◆ **課題一覧**
• A. 本文に基づき、次の問いに答えてください。
(i) 上下水道の設置や屎尿の処理について、当時の世界の水準でも先端を行くものであったと言われているのは、どこのシステムですか。
(ii) 環境や自然を変えていった場合、その影響や反作用はどうなると述べられていますか。
(iii) 一方的に力をくわえて自然や環境を変えることに傾注してきたとされるのは、特にどれほどの期間の社会や産業社会ですか。
• B. 本文のうち、「力づくで環境や自然を変えていくのではない」という語句を含む箇所から始め、「それは避けられないことだ。」の後で終わる部分を、一字一句変えずに返してください。

◆ **本文**
==============================
60年代の環境破壊や公害問題に対する反省も
やはりあるのだろう。




2003.5.20

環境破壊や公害問題に対する対応は
まだまだドイツや北欧に比べて
遅れている部分もあるのだろうが
先進工業国としては世界の中で
先頭を走っているのだろうとは思う。

で、過去をみれば
はるか江戸やそれ以前から
日本は環境や自然と、
社会や都市や人々の生活との関係のしかたは
なかなか先進的であったと最近言われている。

上下水道の設置や屎尿の処理などについても
例えば江戸のシステムは当時の世界の水準でいっても
先端を行くものであったと言われている。

あまり知られていないが驚くような話しではある。




2003.5.21

こういうシステムが過去から現在にいたるまで
日本で進められてきたのも
その根底には
環境や自然と社会や人々の生き方や生活のありかたと
うまく擦り合わせていこうという
日本の文化や価値観があったのだではないかと
強く思える。

力づくで環境や自然を変えていくのではない
環境や自然とうまく共生していく考え方、だと言って良い。

あたり前の話しだが
社会や人間の生活は
環境や自然との関係なしには存在していない。

もし環境と自然を変えていけば
その影響や反作用は自分自身に跳ね返ってくる。

我々も社会も環境や自然の一部である以上、
それは避けられないことだ。




2003.5.22

そんなことは人間の自然な悟性をもってすれば
当然のこととして捉えられるはずなのだが
なぜか人間の、
特にこの100年あまりの社会や産業社会は
これをあえて無視して
一方的に力をくわえ自然や環境を
変えてしまうことに傾注してきた。

いまだにそれは進められていて
環境や自然は変えられている。
壊しているといっても良い。

そして、これもあたり前の話しだが、
そうはいってもその反作用で
我々も変えたはずの外界から影響をうけている。

相互の関係のなかで
我々を含めた自然全体が
変化していることも間違いのない事実だろう。
==============================
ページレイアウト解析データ
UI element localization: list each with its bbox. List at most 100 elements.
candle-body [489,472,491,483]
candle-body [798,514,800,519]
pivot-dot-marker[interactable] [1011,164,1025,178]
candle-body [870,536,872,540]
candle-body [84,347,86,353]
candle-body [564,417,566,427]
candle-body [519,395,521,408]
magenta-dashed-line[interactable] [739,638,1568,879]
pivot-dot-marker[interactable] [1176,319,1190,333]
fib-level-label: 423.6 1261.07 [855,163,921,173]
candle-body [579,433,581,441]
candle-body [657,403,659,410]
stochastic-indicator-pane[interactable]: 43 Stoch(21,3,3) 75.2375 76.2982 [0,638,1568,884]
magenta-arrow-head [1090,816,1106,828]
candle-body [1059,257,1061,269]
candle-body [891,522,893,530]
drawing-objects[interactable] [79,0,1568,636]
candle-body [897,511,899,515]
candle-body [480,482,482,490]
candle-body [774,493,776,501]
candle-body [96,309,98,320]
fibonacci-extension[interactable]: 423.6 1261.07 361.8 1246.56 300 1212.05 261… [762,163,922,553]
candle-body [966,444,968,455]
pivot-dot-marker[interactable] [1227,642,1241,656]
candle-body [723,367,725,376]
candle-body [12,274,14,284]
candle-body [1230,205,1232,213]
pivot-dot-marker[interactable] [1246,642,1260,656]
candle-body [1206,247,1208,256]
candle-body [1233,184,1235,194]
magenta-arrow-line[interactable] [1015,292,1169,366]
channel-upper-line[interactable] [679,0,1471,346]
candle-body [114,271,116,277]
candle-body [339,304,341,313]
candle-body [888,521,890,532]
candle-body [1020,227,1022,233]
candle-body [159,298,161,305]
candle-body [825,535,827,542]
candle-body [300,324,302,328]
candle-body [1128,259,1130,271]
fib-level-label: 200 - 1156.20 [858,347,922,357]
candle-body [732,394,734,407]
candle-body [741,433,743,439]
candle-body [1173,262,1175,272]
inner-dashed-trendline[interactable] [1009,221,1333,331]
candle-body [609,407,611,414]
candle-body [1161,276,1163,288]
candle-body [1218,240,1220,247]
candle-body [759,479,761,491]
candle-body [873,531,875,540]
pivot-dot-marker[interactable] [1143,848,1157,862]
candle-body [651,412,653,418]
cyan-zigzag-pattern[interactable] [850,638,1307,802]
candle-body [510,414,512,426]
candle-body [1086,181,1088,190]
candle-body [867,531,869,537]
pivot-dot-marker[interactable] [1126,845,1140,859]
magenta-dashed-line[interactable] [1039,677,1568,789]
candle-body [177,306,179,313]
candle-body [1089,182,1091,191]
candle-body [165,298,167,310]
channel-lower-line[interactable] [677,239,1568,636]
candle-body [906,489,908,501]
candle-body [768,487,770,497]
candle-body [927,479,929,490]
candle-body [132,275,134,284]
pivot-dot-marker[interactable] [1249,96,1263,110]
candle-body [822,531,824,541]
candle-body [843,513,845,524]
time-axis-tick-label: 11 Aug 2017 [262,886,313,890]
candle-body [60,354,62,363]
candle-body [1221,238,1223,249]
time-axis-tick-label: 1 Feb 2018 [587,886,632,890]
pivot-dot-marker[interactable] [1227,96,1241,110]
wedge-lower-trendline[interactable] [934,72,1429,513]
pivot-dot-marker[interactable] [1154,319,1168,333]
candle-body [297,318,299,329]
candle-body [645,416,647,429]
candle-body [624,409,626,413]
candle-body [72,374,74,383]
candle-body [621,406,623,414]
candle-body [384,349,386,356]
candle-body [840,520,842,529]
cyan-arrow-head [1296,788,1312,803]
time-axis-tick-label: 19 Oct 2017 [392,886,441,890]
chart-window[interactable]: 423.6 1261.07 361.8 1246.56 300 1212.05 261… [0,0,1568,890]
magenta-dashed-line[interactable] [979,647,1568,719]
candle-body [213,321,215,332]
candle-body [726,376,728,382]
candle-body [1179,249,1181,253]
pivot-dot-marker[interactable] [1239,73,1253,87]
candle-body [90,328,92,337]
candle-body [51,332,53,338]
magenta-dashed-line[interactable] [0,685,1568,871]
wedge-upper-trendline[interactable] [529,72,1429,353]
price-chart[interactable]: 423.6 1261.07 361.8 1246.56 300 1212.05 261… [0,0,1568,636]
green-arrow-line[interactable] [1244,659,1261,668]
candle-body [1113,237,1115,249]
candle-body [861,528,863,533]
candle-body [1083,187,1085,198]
==============================
◆ **解答集**
• A.
(i) 江戸のシステムです。
(ii) 自分自身に跳ね返ってくると述べられています。
(iii) この100年あまりの社会や産業社会です。

• B.
力づくで環境や自然を変えていくのではない
環境や自然とうまく共生していく考え方、だと言って良い。

あたり前の話しだが
社会や人間の生活は
環境や自然との関係なしには存在していない。

もし環境と自然を変えていけば
その影響や反作用は自分自身に跳ね返ってくる。

我々も社会も環境や自然の一部である以上、
それは避けられないことだ。